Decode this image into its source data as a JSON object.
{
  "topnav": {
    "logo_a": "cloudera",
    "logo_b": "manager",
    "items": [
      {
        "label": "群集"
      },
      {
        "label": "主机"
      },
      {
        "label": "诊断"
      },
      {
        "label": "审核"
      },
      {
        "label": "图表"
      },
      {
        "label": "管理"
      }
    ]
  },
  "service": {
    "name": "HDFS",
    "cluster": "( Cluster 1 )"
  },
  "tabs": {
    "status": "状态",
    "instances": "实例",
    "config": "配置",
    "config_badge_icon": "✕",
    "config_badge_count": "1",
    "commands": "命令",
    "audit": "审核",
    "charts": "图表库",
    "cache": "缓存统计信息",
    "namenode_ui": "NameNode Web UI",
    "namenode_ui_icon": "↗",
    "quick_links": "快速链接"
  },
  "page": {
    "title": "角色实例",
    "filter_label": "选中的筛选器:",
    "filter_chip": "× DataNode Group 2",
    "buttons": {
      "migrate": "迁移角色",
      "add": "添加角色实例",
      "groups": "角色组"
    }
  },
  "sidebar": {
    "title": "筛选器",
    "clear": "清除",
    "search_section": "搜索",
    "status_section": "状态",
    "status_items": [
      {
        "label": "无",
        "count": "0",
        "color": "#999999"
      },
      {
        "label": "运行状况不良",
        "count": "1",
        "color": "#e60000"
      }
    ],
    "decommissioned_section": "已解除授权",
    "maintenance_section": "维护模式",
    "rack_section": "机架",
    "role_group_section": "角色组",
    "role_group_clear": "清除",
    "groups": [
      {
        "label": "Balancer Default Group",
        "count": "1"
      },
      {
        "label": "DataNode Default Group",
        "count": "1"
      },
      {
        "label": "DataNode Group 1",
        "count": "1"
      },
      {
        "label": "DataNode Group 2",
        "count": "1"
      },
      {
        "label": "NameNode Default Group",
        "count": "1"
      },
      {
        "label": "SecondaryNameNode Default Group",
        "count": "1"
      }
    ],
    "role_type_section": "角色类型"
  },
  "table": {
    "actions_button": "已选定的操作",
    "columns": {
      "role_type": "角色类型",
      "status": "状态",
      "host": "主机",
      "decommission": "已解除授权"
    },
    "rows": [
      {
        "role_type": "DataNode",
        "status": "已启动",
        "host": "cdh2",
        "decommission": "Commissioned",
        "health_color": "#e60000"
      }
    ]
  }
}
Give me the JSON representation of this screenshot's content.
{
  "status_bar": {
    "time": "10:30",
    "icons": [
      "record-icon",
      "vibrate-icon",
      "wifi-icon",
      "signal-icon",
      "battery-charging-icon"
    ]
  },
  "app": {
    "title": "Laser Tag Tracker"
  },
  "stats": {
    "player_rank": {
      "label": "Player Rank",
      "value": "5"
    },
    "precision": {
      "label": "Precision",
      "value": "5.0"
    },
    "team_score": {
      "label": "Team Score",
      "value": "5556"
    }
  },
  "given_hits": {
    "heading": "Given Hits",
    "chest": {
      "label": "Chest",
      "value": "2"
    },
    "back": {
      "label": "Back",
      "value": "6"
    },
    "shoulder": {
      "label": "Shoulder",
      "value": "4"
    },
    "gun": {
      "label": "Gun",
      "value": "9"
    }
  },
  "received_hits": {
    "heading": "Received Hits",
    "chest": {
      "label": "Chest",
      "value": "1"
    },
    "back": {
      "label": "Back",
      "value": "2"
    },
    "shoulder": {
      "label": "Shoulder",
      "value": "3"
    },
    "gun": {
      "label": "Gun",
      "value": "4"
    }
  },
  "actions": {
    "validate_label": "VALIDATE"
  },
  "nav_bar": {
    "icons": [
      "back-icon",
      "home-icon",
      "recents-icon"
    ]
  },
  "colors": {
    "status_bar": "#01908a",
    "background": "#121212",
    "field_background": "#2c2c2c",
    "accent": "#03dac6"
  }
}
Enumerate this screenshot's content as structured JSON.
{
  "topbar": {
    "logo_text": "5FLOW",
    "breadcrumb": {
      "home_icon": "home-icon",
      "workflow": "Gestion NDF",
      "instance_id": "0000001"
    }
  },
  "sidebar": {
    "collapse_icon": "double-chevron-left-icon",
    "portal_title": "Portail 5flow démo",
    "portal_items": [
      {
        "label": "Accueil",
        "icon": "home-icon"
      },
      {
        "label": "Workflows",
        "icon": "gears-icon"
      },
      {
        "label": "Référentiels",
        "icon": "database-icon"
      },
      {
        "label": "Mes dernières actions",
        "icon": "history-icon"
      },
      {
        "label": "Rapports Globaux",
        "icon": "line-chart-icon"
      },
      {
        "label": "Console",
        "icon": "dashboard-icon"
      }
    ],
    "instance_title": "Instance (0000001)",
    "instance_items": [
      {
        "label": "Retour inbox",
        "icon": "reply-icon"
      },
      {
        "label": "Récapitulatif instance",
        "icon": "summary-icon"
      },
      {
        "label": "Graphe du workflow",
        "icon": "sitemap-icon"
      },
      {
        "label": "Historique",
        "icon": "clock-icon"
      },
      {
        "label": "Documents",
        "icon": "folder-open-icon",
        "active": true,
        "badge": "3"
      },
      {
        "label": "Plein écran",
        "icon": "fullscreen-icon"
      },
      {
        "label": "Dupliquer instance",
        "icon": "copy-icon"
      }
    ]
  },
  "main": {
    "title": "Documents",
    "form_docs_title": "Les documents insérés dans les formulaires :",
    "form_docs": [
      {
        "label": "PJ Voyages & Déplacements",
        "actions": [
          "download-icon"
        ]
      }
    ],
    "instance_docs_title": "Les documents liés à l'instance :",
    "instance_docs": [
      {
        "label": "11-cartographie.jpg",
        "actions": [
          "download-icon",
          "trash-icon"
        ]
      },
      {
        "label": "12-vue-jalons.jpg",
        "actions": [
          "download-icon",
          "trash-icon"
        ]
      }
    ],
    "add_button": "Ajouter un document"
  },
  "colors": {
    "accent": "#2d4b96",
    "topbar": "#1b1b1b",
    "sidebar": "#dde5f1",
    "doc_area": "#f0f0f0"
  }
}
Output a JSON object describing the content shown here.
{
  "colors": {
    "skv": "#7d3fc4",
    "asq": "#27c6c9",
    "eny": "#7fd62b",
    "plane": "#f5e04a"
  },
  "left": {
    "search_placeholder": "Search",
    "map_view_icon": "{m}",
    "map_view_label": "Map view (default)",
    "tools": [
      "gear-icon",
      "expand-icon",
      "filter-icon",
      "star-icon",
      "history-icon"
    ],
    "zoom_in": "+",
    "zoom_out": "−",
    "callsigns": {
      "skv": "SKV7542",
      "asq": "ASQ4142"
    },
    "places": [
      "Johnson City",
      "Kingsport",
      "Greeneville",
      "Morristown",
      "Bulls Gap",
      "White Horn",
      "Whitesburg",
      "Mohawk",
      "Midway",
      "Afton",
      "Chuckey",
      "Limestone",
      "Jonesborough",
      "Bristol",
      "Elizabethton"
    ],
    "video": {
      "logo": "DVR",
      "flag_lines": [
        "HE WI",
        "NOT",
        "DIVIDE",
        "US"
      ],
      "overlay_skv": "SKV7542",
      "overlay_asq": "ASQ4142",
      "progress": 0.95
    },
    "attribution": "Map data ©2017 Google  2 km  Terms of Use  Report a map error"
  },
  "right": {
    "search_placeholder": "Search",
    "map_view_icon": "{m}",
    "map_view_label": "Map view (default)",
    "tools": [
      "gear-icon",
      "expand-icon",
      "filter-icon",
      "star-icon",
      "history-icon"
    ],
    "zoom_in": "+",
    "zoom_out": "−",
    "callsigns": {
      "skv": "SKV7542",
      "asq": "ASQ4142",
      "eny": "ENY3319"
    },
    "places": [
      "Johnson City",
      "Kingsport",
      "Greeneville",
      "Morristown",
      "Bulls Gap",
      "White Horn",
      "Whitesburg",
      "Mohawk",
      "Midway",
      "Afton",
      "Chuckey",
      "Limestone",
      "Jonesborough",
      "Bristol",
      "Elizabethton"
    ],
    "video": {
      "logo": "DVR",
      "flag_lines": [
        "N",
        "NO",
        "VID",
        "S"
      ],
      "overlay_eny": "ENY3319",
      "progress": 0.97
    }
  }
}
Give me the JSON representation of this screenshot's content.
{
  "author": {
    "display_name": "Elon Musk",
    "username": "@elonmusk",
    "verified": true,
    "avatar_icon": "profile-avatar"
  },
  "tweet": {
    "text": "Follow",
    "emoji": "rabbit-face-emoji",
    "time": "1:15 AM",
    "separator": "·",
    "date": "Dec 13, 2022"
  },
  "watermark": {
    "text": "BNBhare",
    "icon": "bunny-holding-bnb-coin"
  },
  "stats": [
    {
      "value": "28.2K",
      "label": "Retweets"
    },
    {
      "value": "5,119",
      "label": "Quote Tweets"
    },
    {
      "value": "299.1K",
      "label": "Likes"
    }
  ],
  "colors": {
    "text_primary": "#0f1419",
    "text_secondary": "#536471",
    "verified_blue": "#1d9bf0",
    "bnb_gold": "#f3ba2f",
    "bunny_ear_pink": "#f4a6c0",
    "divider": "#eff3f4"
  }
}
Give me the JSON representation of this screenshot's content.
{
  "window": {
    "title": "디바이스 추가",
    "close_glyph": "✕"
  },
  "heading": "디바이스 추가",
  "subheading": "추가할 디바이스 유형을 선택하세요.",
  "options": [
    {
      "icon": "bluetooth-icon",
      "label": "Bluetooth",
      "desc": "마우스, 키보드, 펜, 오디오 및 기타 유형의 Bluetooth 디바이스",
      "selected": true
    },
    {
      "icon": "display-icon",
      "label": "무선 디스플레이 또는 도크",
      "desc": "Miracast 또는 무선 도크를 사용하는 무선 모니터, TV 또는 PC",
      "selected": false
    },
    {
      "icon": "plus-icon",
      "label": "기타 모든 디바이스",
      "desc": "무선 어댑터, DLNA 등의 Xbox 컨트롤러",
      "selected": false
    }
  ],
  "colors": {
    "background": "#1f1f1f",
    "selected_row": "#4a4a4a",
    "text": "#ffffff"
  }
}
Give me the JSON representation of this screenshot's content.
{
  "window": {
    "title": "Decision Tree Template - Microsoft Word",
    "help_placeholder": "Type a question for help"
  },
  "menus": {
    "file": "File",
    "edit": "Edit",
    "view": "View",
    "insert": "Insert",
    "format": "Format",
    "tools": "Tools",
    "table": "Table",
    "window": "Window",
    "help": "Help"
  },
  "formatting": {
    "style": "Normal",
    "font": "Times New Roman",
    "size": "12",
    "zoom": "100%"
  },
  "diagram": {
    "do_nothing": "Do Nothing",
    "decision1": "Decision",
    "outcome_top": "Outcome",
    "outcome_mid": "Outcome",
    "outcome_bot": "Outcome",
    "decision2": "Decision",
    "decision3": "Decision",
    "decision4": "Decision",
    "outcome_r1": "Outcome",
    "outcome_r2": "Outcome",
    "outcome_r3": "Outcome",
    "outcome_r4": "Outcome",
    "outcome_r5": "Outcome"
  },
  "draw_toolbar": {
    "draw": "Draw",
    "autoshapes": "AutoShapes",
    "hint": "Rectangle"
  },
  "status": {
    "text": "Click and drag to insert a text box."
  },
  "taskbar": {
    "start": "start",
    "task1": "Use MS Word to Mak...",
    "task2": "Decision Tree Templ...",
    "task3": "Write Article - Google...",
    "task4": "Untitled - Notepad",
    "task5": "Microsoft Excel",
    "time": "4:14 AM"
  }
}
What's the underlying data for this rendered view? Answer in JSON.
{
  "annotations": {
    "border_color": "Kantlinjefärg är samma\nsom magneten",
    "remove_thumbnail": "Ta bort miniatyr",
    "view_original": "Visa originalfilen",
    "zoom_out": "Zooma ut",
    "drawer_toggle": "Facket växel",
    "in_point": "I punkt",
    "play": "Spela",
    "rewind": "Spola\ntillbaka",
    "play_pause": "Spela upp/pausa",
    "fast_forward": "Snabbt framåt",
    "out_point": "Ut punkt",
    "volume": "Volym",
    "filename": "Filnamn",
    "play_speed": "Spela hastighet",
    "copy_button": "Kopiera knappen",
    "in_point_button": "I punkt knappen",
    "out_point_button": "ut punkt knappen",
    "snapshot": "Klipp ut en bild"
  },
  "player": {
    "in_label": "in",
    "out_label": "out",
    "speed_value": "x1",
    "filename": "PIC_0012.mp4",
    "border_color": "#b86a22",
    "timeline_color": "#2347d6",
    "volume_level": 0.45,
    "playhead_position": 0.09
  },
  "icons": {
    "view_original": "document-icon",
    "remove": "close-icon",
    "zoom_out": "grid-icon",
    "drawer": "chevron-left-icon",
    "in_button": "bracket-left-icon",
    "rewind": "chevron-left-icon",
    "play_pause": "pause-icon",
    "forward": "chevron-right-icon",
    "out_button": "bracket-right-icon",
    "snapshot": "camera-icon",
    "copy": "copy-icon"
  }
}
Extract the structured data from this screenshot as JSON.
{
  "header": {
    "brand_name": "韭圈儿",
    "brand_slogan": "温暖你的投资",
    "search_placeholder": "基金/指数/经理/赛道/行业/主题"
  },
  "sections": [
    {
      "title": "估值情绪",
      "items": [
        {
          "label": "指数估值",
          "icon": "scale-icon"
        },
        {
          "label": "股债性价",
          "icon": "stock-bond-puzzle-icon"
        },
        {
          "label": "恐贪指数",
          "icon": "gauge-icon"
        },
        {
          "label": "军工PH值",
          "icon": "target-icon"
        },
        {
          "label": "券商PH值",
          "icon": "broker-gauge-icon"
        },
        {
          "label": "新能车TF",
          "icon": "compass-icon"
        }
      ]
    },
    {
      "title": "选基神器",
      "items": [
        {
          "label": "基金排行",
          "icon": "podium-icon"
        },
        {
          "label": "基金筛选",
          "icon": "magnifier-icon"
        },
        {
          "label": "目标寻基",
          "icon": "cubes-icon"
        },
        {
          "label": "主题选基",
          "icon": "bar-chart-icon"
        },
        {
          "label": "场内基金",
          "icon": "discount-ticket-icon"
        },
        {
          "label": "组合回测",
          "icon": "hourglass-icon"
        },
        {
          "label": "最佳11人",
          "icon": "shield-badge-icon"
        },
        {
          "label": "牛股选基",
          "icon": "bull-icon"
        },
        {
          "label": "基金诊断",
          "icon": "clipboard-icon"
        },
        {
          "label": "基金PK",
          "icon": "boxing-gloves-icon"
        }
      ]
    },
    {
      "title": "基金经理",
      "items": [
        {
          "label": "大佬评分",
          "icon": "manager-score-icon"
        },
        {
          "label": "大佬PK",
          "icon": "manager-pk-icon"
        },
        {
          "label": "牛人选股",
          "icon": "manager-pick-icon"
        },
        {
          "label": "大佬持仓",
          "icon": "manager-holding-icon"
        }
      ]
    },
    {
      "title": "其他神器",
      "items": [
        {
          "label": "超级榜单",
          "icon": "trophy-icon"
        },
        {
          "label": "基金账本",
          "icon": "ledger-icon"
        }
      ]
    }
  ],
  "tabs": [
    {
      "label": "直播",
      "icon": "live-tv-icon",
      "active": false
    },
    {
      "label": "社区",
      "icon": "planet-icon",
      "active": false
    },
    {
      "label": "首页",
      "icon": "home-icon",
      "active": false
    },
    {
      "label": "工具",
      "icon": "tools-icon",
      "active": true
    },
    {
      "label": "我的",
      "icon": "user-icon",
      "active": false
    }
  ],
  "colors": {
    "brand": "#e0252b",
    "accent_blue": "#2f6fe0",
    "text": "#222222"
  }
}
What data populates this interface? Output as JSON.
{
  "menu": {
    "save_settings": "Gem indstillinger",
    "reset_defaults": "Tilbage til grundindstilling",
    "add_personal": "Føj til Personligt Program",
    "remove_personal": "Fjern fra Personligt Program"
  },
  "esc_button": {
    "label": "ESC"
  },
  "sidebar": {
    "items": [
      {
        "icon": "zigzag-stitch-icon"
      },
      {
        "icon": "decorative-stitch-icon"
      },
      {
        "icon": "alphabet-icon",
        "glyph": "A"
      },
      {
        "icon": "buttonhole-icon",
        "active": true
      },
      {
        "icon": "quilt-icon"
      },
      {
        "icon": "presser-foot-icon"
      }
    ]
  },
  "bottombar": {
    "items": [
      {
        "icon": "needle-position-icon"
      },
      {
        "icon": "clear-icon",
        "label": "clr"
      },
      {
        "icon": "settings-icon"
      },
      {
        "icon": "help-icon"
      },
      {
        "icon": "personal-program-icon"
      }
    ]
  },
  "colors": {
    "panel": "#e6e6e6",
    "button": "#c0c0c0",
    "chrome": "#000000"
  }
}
-.-.-
Where a line above contains the string "角色类型", copy that line.

Solved exercise:
    "role_type_section": "角色类型"
      "role_type": "角色类型",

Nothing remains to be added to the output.